▸ Task goal:
Reproduce everything in the text on low-carb diets from "As we review" down to "can be harmful.", with no changes.

▸ Source text:
TPNS 47-48: Low Carb, High Fad
Monday, March 26, 2012 at 07:34AM
Plant Positive

Primitive Nutrition 47:
Low Carb, High Fad, Part I

 

The phrase low carb usually really means Low Carb High Fat.  It is nearly a consensus position in the low carb world that low carb high protein is not sustainable.  The objective in low carb high fat diets is to attain an unusual metabolic state called ketosis, in which the body's carbohydrate stores, in the form of glycogen, are depleted.  Consequently, acidic ketone bodies are created from stored fat, and they partially replace glucose as a fuel for your cells.

Ketogenic diets, or diets that induce ketosis, have been used since the 1920s to control intractable epileptic seizures in children.  It is from this therapeutic use that much of our understanding of these diets comes.  High fat diets have many of the same problems as high protein diets.  By limiting the consumption of healthy plant based foods they limit the intake of important nutrients.  While not saying so explicitly, low carb promoters acknowledge the nutritional inadequacy of these diets because they demand the use of multivitamins and other supplements. 

As we review some of the primitive nutrition logic that underlies low carb diets these days, remember that this aspect of the diet is quite necessarily modern.  Our ancestors did not have bottles of pills and powders.

Vitamin supplements are not a substitute for food.  Whereas plant foods have well-recognized disease fighting powers, the evidence for the benefits of vitamin supplements is a mixed bag.

Some actually can be harmful.

You won't find a well-designed study showing ill-effects from eating whole *plant foods, but vitamins have had a *bad run recently.

Multivitamins have recently been linked to breast cancer, for example.

And here they were found to just be mostly a waste of money.

▸ Supplied data:

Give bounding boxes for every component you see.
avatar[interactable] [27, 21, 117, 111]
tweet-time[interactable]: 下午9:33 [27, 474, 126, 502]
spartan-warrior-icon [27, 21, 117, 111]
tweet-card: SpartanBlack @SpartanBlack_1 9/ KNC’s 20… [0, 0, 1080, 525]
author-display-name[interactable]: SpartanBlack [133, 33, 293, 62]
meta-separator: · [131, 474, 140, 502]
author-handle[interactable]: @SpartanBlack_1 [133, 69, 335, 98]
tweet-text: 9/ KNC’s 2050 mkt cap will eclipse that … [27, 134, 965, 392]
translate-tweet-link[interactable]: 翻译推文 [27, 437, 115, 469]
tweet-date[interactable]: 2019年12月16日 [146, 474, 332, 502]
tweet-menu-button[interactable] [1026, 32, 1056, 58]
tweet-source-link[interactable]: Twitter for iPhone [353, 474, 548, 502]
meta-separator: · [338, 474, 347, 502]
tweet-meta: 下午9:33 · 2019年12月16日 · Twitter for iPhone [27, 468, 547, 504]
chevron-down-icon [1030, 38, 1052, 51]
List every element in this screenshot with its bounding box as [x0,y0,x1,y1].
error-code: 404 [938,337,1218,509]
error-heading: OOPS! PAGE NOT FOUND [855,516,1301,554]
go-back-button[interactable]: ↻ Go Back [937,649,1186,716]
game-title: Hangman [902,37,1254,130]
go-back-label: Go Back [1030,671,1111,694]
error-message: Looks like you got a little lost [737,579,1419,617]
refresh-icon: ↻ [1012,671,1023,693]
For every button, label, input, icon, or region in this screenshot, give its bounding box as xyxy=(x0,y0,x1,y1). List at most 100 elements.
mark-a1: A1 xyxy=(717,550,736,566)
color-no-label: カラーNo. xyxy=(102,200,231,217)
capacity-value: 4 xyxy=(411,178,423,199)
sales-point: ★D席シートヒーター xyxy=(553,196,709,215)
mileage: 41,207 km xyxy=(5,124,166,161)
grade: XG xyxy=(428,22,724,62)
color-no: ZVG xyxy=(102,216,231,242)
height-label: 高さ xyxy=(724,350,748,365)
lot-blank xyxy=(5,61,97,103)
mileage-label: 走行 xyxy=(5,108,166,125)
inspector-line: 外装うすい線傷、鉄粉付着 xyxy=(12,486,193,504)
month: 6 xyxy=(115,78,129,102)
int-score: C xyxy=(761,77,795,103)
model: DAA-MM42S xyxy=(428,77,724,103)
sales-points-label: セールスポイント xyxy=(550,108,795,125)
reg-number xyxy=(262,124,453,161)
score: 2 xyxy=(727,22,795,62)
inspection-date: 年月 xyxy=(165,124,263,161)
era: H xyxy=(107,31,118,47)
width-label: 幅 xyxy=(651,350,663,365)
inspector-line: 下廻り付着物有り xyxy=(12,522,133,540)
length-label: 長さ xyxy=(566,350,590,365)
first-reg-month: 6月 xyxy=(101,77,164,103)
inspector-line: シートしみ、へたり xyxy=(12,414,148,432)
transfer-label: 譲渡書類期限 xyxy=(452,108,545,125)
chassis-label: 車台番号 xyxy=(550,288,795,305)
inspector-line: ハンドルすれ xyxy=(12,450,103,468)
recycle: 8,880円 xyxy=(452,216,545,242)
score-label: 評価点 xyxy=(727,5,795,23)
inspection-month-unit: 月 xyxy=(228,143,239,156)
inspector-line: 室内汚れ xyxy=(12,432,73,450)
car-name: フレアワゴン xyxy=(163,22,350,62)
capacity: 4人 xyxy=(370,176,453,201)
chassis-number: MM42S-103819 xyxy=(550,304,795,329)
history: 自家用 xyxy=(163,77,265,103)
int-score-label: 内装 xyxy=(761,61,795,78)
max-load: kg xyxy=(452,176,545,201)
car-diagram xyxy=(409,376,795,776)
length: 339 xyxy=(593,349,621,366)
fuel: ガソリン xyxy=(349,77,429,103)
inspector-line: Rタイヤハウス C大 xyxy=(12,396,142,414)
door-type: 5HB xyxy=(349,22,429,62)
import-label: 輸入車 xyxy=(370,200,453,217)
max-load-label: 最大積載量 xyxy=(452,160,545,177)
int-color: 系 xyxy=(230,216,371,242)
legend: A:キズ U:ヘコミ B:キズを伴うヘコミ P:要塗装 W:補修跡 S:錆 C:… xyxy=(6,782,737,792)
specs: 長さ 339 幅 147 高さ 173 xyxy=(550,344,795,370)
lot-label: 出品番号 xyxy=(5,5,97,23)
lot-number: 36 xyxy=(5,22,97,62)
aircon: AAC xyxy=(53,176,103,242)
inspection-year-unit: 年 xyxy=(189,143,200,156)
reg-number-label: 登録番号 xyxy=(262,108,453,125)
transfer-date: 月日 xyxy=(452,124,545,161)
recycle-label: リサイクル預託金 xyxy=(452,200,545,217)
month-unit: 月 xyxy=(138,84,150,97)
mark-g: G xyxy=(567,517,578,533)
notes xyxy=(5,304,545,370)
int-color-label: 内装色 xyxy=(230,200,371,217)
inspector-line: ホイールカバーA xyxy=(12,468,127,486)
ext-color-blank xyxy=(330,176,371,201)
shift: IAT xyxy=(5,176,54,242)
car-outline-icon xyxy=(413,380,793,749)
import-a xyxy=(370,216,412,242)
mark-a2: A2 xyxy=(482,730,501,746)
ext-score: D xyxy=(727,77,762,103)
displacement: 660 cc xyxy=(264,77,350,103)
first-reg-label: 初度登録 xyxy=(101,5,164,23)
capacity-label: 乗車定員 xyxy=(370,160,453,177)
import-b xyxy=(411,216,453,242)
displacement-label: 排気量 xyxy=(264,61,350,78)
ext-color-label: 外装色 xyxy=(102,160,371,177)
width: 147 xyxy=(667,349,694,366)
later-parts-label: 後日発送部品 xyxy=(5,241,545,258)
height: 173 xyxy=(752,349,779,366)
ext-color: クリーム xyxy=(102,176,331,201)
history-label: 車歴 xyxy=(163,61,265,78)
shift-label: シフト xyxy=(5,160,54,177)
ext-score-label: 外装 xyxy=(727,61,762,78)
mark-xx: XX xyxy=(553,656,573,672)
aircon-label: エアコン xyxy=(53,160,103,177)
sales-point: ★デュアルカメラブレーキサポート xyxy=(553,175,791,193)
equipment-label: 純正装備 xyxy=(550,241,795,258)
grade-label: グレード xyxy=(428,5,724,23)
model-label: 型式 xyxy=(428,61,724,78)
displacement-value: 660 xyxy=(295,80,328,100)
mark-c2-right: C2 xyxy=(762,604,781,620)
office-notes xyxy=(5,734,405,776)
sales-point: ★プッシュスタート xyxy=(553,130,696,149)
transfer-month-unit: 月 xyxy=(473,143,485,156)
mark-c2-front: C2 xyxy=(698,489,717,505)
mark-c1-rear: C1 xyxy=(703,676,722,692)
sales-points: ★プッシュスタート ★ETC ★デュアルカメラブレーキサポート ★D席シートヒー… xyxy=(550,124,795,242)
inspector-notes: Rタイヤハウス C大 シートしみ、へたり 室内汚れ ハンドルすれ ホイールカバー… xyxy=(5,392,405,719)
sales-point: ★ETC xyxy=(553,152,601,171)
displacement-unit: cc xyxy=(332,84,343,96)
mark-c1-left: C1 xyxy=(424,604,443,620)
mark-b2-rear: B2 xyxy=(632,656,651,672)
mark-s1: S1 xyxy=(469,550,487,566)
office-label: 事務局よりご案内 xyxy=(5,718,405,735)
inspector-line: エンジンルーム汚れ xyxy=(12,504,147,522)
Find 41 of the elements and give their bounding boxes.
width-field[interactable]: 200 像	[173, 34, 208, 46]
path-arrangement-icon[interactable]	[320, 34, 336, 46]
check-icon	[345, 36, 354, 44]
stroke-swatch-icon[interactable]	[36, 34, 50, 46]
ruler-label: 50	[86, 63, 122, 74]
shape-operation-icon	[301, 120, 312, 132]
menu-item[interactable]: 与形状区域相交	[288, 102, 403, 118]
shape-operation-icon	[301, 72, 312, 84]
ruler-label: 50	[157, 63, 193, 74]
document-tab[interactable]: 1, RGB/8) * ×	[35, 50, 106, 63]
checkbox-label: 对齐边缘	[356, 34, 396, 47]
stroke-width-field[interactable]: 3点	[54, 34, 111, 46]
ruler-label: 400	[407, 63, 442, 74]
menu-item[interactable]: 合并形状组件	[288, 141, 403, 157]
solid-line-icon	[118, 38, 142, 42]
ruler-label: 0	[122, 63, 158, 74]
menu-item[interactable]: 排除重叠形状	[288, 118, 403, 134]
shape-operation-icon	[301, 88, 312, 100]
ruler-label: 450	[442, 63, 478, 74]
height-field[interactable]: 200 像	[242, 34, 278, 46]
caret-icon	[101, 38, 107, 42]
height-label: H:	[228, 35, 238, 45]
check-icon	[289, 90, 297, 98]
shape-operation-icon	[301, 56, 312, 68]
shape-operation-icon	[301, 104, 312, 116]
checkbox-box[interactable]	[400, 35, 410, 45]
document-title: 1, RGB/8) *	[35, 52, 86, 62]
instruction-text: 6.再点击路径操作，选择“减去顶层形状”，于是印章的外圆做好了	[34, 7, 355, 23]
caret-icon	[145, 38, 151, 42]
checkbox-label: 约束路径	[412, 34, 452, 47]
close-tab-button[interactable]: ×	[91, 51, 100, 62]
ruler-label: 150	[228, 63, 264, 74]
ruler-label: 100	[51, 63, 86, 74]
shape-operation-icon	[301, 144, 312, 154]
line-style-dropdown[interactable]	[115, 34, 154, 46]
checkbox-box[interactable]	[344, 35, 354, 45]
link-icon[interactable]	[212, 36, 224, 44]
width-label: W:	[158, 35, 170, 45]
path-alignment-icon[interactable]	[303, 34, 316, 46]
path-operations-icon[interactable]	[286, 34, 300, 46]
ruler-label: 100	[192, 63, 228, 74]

▸ Exercise answer:
As we review some of the primitive nutrition logic that underlies low carb diets these days, remember that this aspect of the diet is quite necessarily modern.  Our ancestors did not have bottles of pills and powders.

Vitamin supplements are not a substitute for food.  Whereas plant foods have well-recognized disease fighting powers, the evidence for the benefits of vitamin supplements is a mixed bag.

Some actually can be harmful.